** Begin DATA LISTING **

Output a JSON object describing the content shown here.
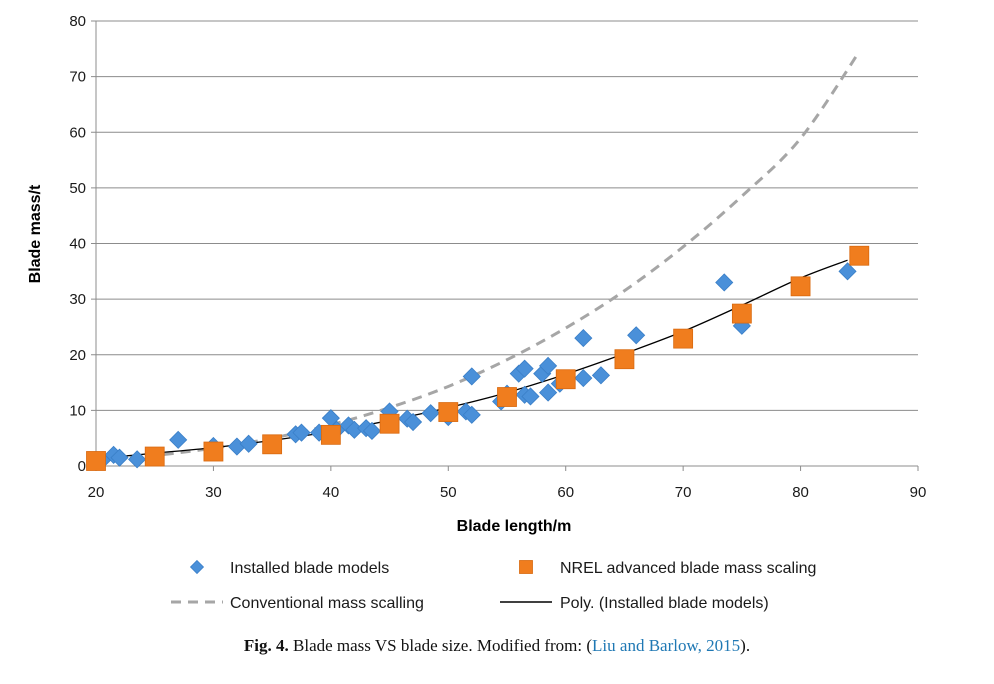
{
  "chart_data": {
    "type": "scatter",
    "title": "",
    "xlabel": "Blade length/m",
    "ylabel": "Blade mass/t",
    "xlim": [
      20,
      90
    ],
    "ylim": [
      0,
      80
    ],
    "xticks": [
      "20",
      "30",
      "40",
      "50",
      "60",
      "70",
      "80",
      "90"
    ],
    "yticks": [
      "0",
      "10",
      "20",
      "30",
      "40",
      "50",
      "60",
      "70",
      "80"
    ],
    "grid": "horizontal",
    "legend_position": "bottom",
    "series": [
      {
        "name": "Installed blade models",
        "type": "scatter",
        "marker": "diamond",
        "color": "#4a90d9",
        "points": [
          [
            20.5,
            1.0
          ],
          [
            21.5,
            2.0
          ],
          [
            22,
            1.5
          ],
          [
            23.5,
            1.2
          ],
          [
            27,
            4.7
          ],
          [
            30,
            3.6
          ],
          [
            32,
            3.5
          ],
          [
            33,
            4.0
          ],
          [
            37,
            5.7
          ],
          [
            37.5,
            6.0
          ],
          [
            39,
            6.0
          ],
          [
            40,
            8.6
          ],
          [
            40.5,
            6.5
          ],
          [
            41.5,
            7.3
          ],
          [
            42,
            6.5
          ],
          [
            43,
            6.8
          ],
          [
            43.5,
            6.3
          ],
          [
            45,
            9.8
          ],
          [
            46.5,
            8.5
          ],
          [
            47,
            7.9
          ],
          [
            48.5,
            9.5
          ],
          [
            50,
            8.8
          ],
          [
            51.5,
            9.8
          ],
          [
            52,
            9.2
          ],
          [
            52,
            16.1
          ],
          [
            54.5,
            11.6
          ],
          [
            55,
            13.0
          ],
          [
            56,
            16.6
          ],
          [
            56.5,
            17.5
          ],
          [
            56.5,
            12.8
          ],
          [
            57,
            12.5
          ],
          [
            58,
            16.6
          ],
          [
            58.5,
            18.0
          ],
          [
            58.5,
            13.2
          ],
          [
            59.5,
            14.8
          ],
          [
            61.5,
            15.8
          ],
          [
            61.5,
            23.0
          ],
          [
            63,
            16.3
          ],
          [
            66,
            23.5
          ],
          [
            73.5,
            33.0
          ],
          [
            75,
            25.2
          ],
          [
            84,
            35.0
          ]
        ]
      },
      {
        "name": "NREL advanced blade mass scaling",
        "type": "scatter",
        "marker": "square",
        "color": "#f07d1e",
        "points": [
          [
            20,
            0.9
          ],
          [
            25,
            1.7
          ],
          [
            30,
            2.6
          ],
          [
            35,
            3.9
          ],
          [
            40,
            5.6
          ],
          [
            45,
            7.6
          ],
          [
            50,
            9.7
          ],
          [
            55,
            12.4
          ],
          [
            60,
            15.6
          ],
          [
            65,
            19.2
          ],
          [
            70,
            22.9
          ],
          [
            75,
            27.4
          ],
          [
            80,
            32.3
          ],
          [
            85,
            37.8
          ]
        ]
      },
      {
        "name": "Conventional mass scalling",
        "type": "line",
        "style": "dashed",
        "color": "#a6a6a6",
        "x": [
          20,
          25,
          30,
          35,
          40,
          45,
          50,
          55,
          60,
          65,
          70,
          75,
          80,
          85
        ],
        "y": [
          1.0,
          1.9,
          3.2,
          5.0,
          7.4,
          10.5,
          14.3,
          19.1,
          24.8,
          31.5,
          39.4,
          48.5,
          58.9,
          74.5
        ]
      },
      {
        "name": "Poly. (Installed blade models)",
        "type": "line",
        "style": "solid",
        "color": "#000000",
        "x": [
          20,
          25,
          30,
          35,
          40,
          45,
          50,
          55,
          60,
          65,
          70,
          75,
          80,
          84
        ],
        "y": [
          1.3,
          2.3,
          3.3,
          4.6,
          6.2,
          8.2,
          10.5,
          13.2,
          16.5,
          20.2,
          24.2,
          28.9,
          33.8,
          37.0
        ]
      }
    ]
  },
  "caption": {
    "label": "Fig. 4.",
    "text": "Blade mass VS blade size. Modified from: (",
    "reference": "Liu and Barlow, 2015",
    "close": ")."
  }
}
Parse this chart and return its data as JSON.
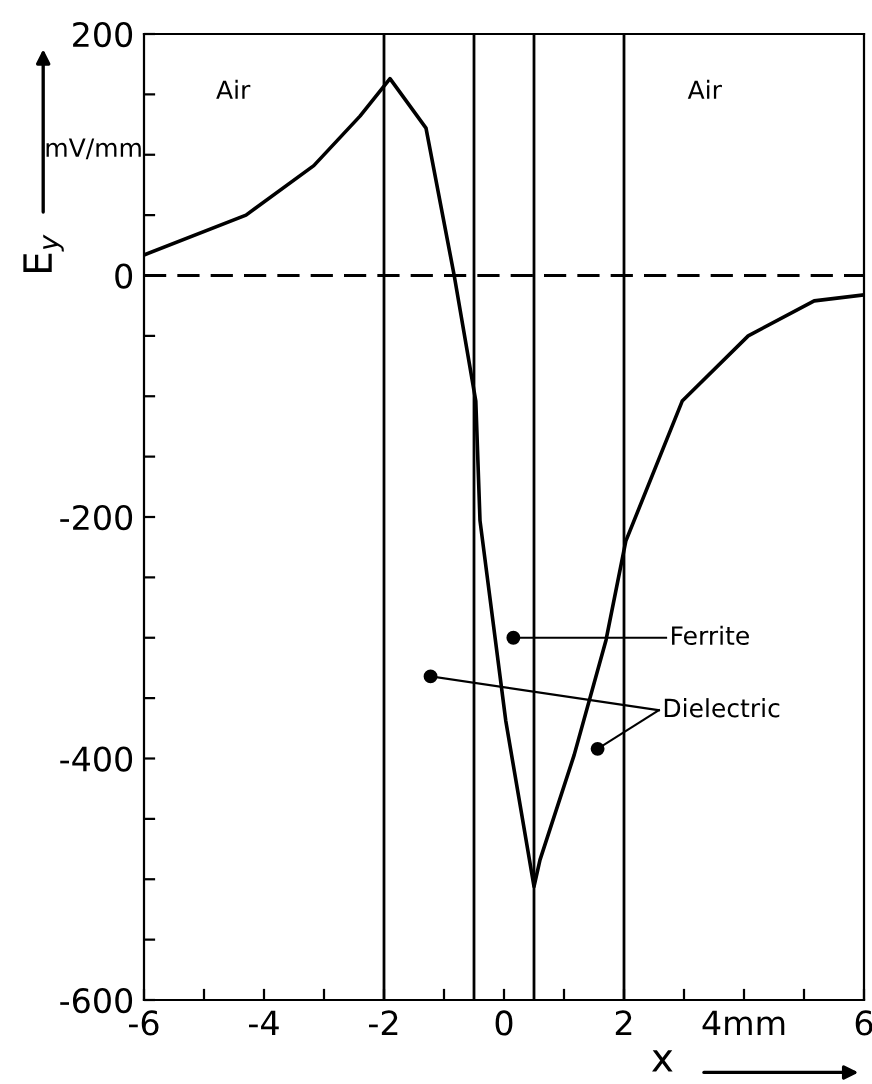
{
  "chart_data": {
    "type": "line",
    "xlabel": "x",
    "ylabel": "E$_{y}$",
    "x": [
      -6,
      -4.3,
      -3.17,
      -2.4,
      -1.9,
      -1.3,
      -0.83,
      -0.47,
      -0.4,
      0.03,
      0.5,
      0.6,
      1.17,
      1.7,
      2.03,
      2.97,
      4.07,
      5.17,
      6
    ],
    "series": [
      {
        "color": "#000000",
        "values": [
          17,
          50,
          91,
          132,
          163,
          122,
          0,
          -104,
          -203,
          -369,
          -506,
          -484,
          -397,
          -302,
          -220,
          -104,
          -50,
          -21,
          -16
        ]
      }
    ],
    "xlim": [
      -6,
      6
    ],
    "ylim": [
      -600,
      200
    ],
    "xticks": [
      -6,
      {
        "value": -5,
        "label": null
      },
      -4,
      {
        "value": -3,
        "label": null
      },
      -2,
      {
        "value": -1,
        "label": null
      },
      0,
      {
        "value": 1,
        "label": null
      },
      2,
      {
        "value": 3,
        "label": null
      },
      {
        "value": 4,
        "label": "4mm"
      },
      {
        "value": 5,
        "label": null
      },
      6
    ],
    "yticks": [
      -600,
      {
        "value": -550,
        "label": null
      },
      {
        "value": -500,
        "label": null
      },
      {
        "value": -450,
        "label": null
      },
      -400,
      {
        "value": -350,
        "label": null
      },
      {
        "value": -300,
        "label": null
      },
      {
        "value": -250,
        "label": null
      },
      -200,
      {
        "value": -150,
        "label": null
      },
      {
        "value": -100,
        "label": null
      },
      {
        "value": -50,
        "label": null
      },
      0,
      {
        "value": 50,
        "label": null
      },
      {
        "value": 100,
        "label": null
      },
      {
        "value": 150,
        "label": null
      },
      200
    ],
    "ref_lines": [
      {
        "axis": "y",
        "value": 0,
        "line_style": "dashed",
        "color": "#000000"
      },
      {
        "axis": "x",
        "value": -2,
        "color": "#000000"
      },
      {
        "axis": "x",
        "value": -0.5,
        "color": "#000000"
      },
      {
        "axis": "x",
        "value": 0.5,
        "color": "#000000"
      },
      {
        "axis": "x",
        "value": 2,
        "color": "#000000"
      }
    ],
    "annotations": [
      "mV/mm",
      "Air",
      "Air",
      "Ferrite",
      "Dielectric"
    ],
    "grid": false,
    "legend": false,
    "marker": "none",
    "line_style": "solid"
  }
}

** End DATA LISTING **

• WHAT IS EXPECTED:
Transcribe the records verbatim and omit the images.

• SOLVED PROBLEM:
Output a JSON object describing the content shown here.
{
  "chart_data": {
    "type": "scatter",
    "title": "",
    "xlabel": "Blade length/m",
    "ylabel": "Blade mass/t",
    "xlim": [
      20,
      90
    ],
    "ylim": [
      0,
      80
    ],
    "xticks": [
      "20",
      "30",
      "40",
      "50",
      "60",
      "70",
      "80",
      "90"
    ],
    "yticks": [
      "0",
      "10",
      "20",
      "30",
      "40",
      "50",
      "60",
      "70",
      "80"
    ],
    "grid": "horizontal",
    "legend_position": "bottom",
    "series": [
      {
        "name": "Installed blade models",
        "type": "scatter",
        "marker": "diamond",
        "color": "#4a90d9",
        "points": [
          [
            20.5,
            1.0
          ],
          [
            21.5,
            2.0
          ],
          [
            22,
            1.5
          ],
          [
            23.5,
            1.2
          ],
          [
            27,
            4.7
          ],
          [
            30,
            3.6
          ],
          [
            32,
            3.5
          ],
          [
            33,
            4.0
          ],
          [
            37,
            5.7
          ],
          [
            37.5,
            6.0
          ],
          [
            39,
            6.0
          ],
          [
            40,
            8.6
          ],
          [
            40.5,
            6.5
          ],
          [
            41.5,
            7.3
          ],
          [
            42,
            6.5
          ],
          [
            43,
            6.8
          ],
          [
            43.5,
            6.3
          ],
          [
            45,
            9.8
          ],
          [
            46.5,
            8.5
          ],
          [
            47,
            7.9
          ],
          [
            48.5,
            9.5
          ],
          [
            50,
            8.8
          ],
          [
            51.5,
            9.8
          ],
          [
            52,
            9.2
          ],
          [
            52,
            16.1
          ],
          [
            54.5,
            11.6
          ],
          [
            55,
            13.0
          ],
          [
            56,
            16.6
          ],
          [
            56.5,
            17.5
          ],
          [
            56.5,
            12.8
          ],
          [
            57,
            12.5
          ],
          [
            58,
            16.6
          ],
          [
            58.5,
            18.0
          ],
          [
            58.5,
            13.2
          ],
          [
            59.5,
            14.8
          ],
          [
            61.5,
            15.8
          ],
          [
            61.5,
            23.0
          ],
          [
            63,
            16.3
          ],
          [
            66,
            23.5
          ],
          [
            73.5,
            33.0
          ],
          [
            75,
            25.2
          ],
          [
            84,
            35.0
          ]
        ]
      },
      {
        "name": "NREL advanced blade mass scaling",
        "type": "scatter",
        "marker": "square",
        "color": "#f07d1e",
        "points": [
          [
            20,
            0.9
          ],
          [
            25,
            1.7
          ],
          [
            30,
            2.6
          ],
          [
            35,
            3.9
          ],
          [
            40,
            5.6
          ],
          [
            45,
            7.6
          ],
          [
            50,
            9.7
          ],
          [
            55,
            12.4
          ],
          [
            60,
            15.6
          ],
          [
            65,
            19.2
          ],
          [
            70,
            22.9
          ],
          [
            75,
            27.4
          ],
          [
            80,
            32.3
          ],
          [
            85,
            37.8
          ]
        ]
      },
      {
        "name": "Conventional mass scalling",
        "type": "line",
        "style": "dashed",
        "color": "#a6a6a6",
        "x": [
          20,
          25,
          30,
          35,
          40,
          45,
          50,
          55,
          60,
          65,
          70,
          75,
          80,
          85
        ],
        "y": [
          1.0,
          1.9,
          3.2,
          5.0,
          7.4,
          10.5,
          14.3,
          19.1,
          24.8,
          31.5,
          39.4,
          48.5,
          58.9,
          74.5
        ]
      },
      {
        "name": "Poly. (Installed blade models)",
        "type": "line",
        "style": "solid",
        "color": "#000000",
        "x": [
          20,
          25,
          30,
          35,
          40,
          45,
          50,
          55,
          60,
          65,
          70,
          75,
          80,
          84
        ],
        "y": [
          1.3,
          2.3,
          3.3,
          4.6,
          6.2,
          8.2,
          10.5,
          13.2,
          16.5,
          20.2,
          24.2,
          28.9,
          33.8,
          37.0
        ]
      }
    ]
  },
  "caption": {
    "label": "Fig. 4.",
    "text": "Blade mass VS blade size. Modified from: (",
    "reference": "Liu and Barlow, 2015",
    "close": ")."
  }
}
Parse this chart and return its data as JSON.
{
  "chart_data": {
    "type": "line",
    "xlabel": "x",
    "ylabel": "E$_{y}$",
    "x": [
      -6,
      -4.3,
      -3.17,
      -2.4,
      -1.9,
      -1.3,
      -0.83,
      -0.47,
      -0.4,
      0.03,
      0.5,
      0.6,
      1.17,
      1.7,
      2.03,
      2.97,
      4.07,
      5.17,
      6
    ],
    "series": [
      {
        "color": "#000000",
        "values": [
          17,
          50,
          91,
          132,
          163,
          122,
          0,
          -104,
          -203,
          -369,
          -506,
          -484,
          -397,
          -302,
          -220,
          -104,
          -50,
          -21,
          -16
        ]
      }
    ],
    "xlim": [
      -6,
      6
    ],
    "ylim": [
      -600,
      200
    ],
    "xticks": [
      -6,
      {
        "value": -5,
        "label": null
      },
      -4,
      {
        "value": -3,
        "label": null
      },
      -2,
      {
        "value": -1,
        "label": null
      },
      0,
      {
        "value": 1,
        "label": null
      },
      2,
      {
        "value": 3,
        "label": null
      },
      {
        "value": 4,
        "label": "4mm"
      },
      {
        "value": 5,
        "label": null
      },
      6
    ],
    "yticks": [
      -600,
      {
        "value": -550,
        "label": null
      },
      {
        "value": -500,
        "label": null
      },
      {
        "value": -450,
        "label": null
      },
      -400,
      {
        "value": -350,
        "label": null
      },
      {
        "value": -300,
        "label": null
      },
      {
        "value": -250,
        "label": null
      },
      -200,
      {
        "value": -150,
        "label": null
      },
      {
        "value": -100,
        "label": null
      },
      {
        "value": -50,
        "label": null
      },
      0,
      {
        "value": 50,
        "label": null
      },
      {
        "value": 100,
        "label": null
      },
      {
        "value": 150,
        "label": null
      },
      200
    ],
    "ref_lines": [
      {
        "axis": "y",
        "value": 0,
        "line_style": "dashed",
        "color": "#000000"
      },
      {
        "axis": "x",
        "value": -2,
        "color": "#000000"
      },
      {
        "axis": "x",
        "value": -0.5,
        "color": "#000000"
      },
      {
        "axis": "x",
        "value": 0.5,
        "color": "#000000"
      },
      {
        "axis": "x",
        "value": 2,
        "color": "#000000"
      }
    ],
    "annotations": [
      "mV/mm",
      "Air",
      "Air",
      "Ferrite",
      "Dielectric"
    ],
    "grid": false,
    "legend": false,
    "marker": "none",
    "line_style": "solid"
  }
}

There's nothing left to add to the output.